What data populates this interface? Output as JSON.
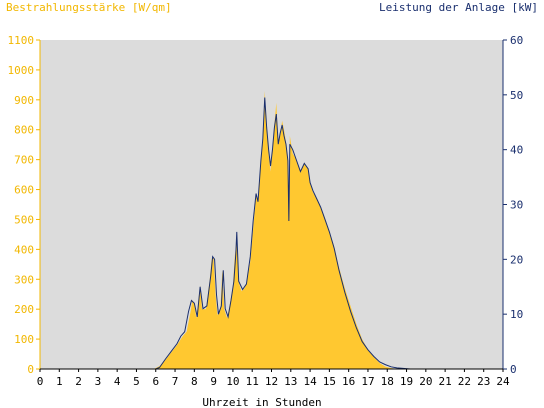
{
  "chart_data": {
    "type": "area",
    "title_left": "Bestrahlungsstärke [W/qm]",
    "title_right": "Leistung der Anlage [kW]",
    "xlabel": "Uhrzeit in Stunden",
    "x_ticks": [
      "0",
      "1",
      "2",
      "3",
      "4",
      "5",
      "6",
      "7",
      "8",
      "9",
      "10",
      "11",
      "12",
      "13",
      "14",
      "15",
      "16",
      "17",
      "18",
      "19",
      "20",
      "21",
      "22",
      "23",
      "24"
    ],
    "xlim": [
      0,
      24
    ],
    "y_left_ticks": [
      "0",
      "100",
      "200",
      "300",
      "400",
      "500",
      "600",
      "700",
      "800",
      "900",
      "1000",
      "1100"
    ],
    "ylim_left": [
      0,
      1100
    ],
    "y_right_ticks": [
      "0",
      "10",
      "20",
      "30",
      "40",
      "50",
      "60"
    ],
    "ylim_right": [
      0,
      60
    ],
    "grid": false,
    "colors": {
      "irradiance": "#ffc830",
      "power": "#1a2f6e",
      "plot_bg": "#dcdcdc",
      "left_axis": "#f2b700",
      "right_axis": "#1a2f6e"
    },
    "series": [
      {
        "name": "Bestrahlungsstärke",
        "axis": "left",
        "style": "filled-area",
        "points": [
          [
            0,
            0
          ],
          [
            5.9,
            0
          ],
          [
            6.2,
            10
          ],
          [
            6.5,
            30
          ],
          [
            6.8,
            55
          ],
          [
            7.1,
            80
          ],
          [
            7.4,
            110
          ],
          [
            7.6,
            125
          ],
          [
            7.8,
            190
          ],
          [
            7.9,
            230
          ],
          [
            8.0,
            220
          ],
          [
            8.1,
            170
          ],
          [
            8.3,
            280
          ],
          [
            8.4,
            200
          ],
          [
            8.6,
            200
          ],
          [
            8.8,
            300
          ],
          [
            8.9,
            370
          ],
          [
            9.0,
            370
          ],
          [
            9.1,
            250
          ],
          [
            9.2,
            180
          ],
          [
            9.35,
            200
          ],
          [
            9.45,
            330
          ],
          [
            9.55,
            200
          ],
          [
            9.7,
            170
          ],
          [
            9.85,
            220
          ],
          [
            10.0,
            280
          ],
          [
            10.1,
            380
          ],
          [
            10.2,
            430
          ],
          [
            10.3,
            290
          ],
          [
            10.45,
            260
          ],
          [
            10.6,
            270
          ],
          [
            10.75,
            300
          ],
          [
            10.9,
            360
          ],
          [
            11.05,
            470
          ],
          [
            11.2,
            580
          ],
          [
            11.3,
            560
          ],
          [
            11.45,
            700
          ],
          [
            11.55,
            760
          ],
          [
            11.65,
            930
          ],
          [
            11.75,
            810
          ],
          [
            11.85,
            720
          ],
          [
            11.95,
            660
          ],
          [
            12.05,
            730
          ],
          [
            12.15,
            820
          ],
          [
            12.25,
            890
          ],
          [
            12.35,
            760
          ],
          [
            12.45,
            780
          ],
          [
            12.55,
            830
          ],
          [
            12.65,
            800
          ],
          [
            12.75,
            760
          ],
          [
            12.85,
            700
          ],
          [
            12.9,
            500
          ],
          [
            12.95,
            780
          ],
          [
            13.1,
            720
          ],
          [
            13.3,
            700
          ],
          [
            13.5,
            660
          ],
          [
            13.7,
            690
          ],
          [
            13.9,
            670
          ],
          [
            14.0,
            620
          ],
          [
            14.15,
            590
          ],
          [
            14.35,
            570
          ],
          [
            14.55,
            540
          ],
          [
            14.75,
            510
          ],
          [
            15.0,
            460
          ],
          [
            15.25,
            410
          ],
          [
            15.5,
            340
          ],
          [
            15.8,
            270
          ],
          [
            16.1,
            210
          ],
          [
            16.4,
            150
          ],
          [
            16.7,
            100
          ],
          [
            17.0,
            65
          ],
          [
            17.3,
            40
          ],
          [
            17.6,
            20
          ],
          [
            17.9,
            8
          ],
          [
            18.2,
            3
          ],
          [
            18.5,
            0
          ],
          [
            19.2,
            0
          ],
          [
            24,
            0
          ]
        ]
      },
      {
        "name": "Leistung der Anlage",
        "axis": "right",
        "style": "line",
        "points": [
          [
            0,
            0
          ],
          [
            6.0,
            0
          ],
          [
            6.2,
            0.3
          ],
          [
            6.5,
            1.8
          ],
          [
            6.8,
            3.2
          ],
          [
            7.1,
            4.6
          ],
          [
            7.3,
            6.0
          ],
          [
            7.5,
            6.8
          ],
          [
            7.7,
            10.5
          ],
          [
            7.85,
            12.5
          ],
          [
            8.0,
            12.0
          ],
          [
            8.15,
            9.5
          ],
          [
            8.3,
            15.0
          ],
          [
            8.45,
            11.0
          ],
          [
            8.65,
            11.5
          ],
          [
            8.85,
            17.0
          ],
          [
            8.95,
            20.5
          ],
          [
            9.05,
            20.0
          ],
          [
            9.15,
            13.5
          ],
          [
            9.25,
            10.0
          ],
          [
            9.4,
            11.5
          ],
          [
            9.5,
            18.0
          ],
          [
            9.6,
            11.0
          ],
          [
            9.75,
            9.5
          ],
          [
            9.9,
            12.5
          ],
          [
            10.05,
            16.0
          ],
          [
            10.15,
            21.0
          ],
          [
            10.2,
            25.0
          ],
          [
            10.3,
            16.0
          ],
          [
            10.5,
            14.5
          ],
          [
            10.7,
            15.5
          ],
          [
            10.9,
            20.5
          ],
          [
            11.05,
            27.0
          ],
          [
            11.2,
            32.0
          ],
          [
            11.3,
            30.5
          ],
          [
            11.45,
            38.0
          ],
          [
            11.55,
            42.0
          ],
          [
            11.65,
            49.5
          ],
          [
            11.75,
            44.0
          ],
          [
            11.85,
            40.0
          ],
          [
            11.95,
            37.0
          ],
          [
            12.05,
            40.0
          ],
          [
            12.15,
            44.0
          ],
          [
            12.25,
            46.5
          ],
          [
            12.35,
            41.0
          ],
          [
            12.45,
            43.0
          ],
          [
            12.55,
            44.5
          ],
          [
            12.65,
            42.5
          ],
          [
            12.75,
            41.0
          ],
          [
            12.85,
            38.0
          ],
          [
            12.9,
            27.0
          ],
          [
            12.95,
            41.0
          ],
          [
            13.1,
            40.0
          ],
          [
            13.3,
            38.0
          ],
          [
            13.5,
            36.0
          ],
          [
            13.7,
            37.5
          ],
          [
            13.9,
            36.5
          ],
          [
            14.0,
            34.0
          ],
          [
            14.15,
            32.5
          ],
          [
            14.35,
            31.0
          ],
          [
            14.55,
            29.5
          ],
          [
            14.75,
            27.5
          ],
          [
            15.0,
            25.0
          ],
          [
            15.25,
            22.0
          ],
          [
            15.5,
            18.0
          ],
          [
            15.8,
            14.0
          ],
          [
            16.1,
            10.5
          ],
          [
            16.4,
            7.5
          ],
          [
            16.7,
            5.0
          ],
          [
            17.0,
            3.5
          ],
          [
            17.3,
            2.3
          ],
          [
            17.6,
            1.3
          ],
          [
            17.9,
            0.8
          ],
          [
            18.2,
            0.4
          ],
          [
            18.5,
            0.2
          ],
          [
            18.9,
            0.1
          ],
          [
            19.2,
            0
          ],
          [
            24,
            0
          ]
        ]
      }
    ]
  }
}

==============================

*Goal of the exercise:* Find how many lines of the listing include the string "Anlage" and give that number, nothing else.

*Problem solution:* 2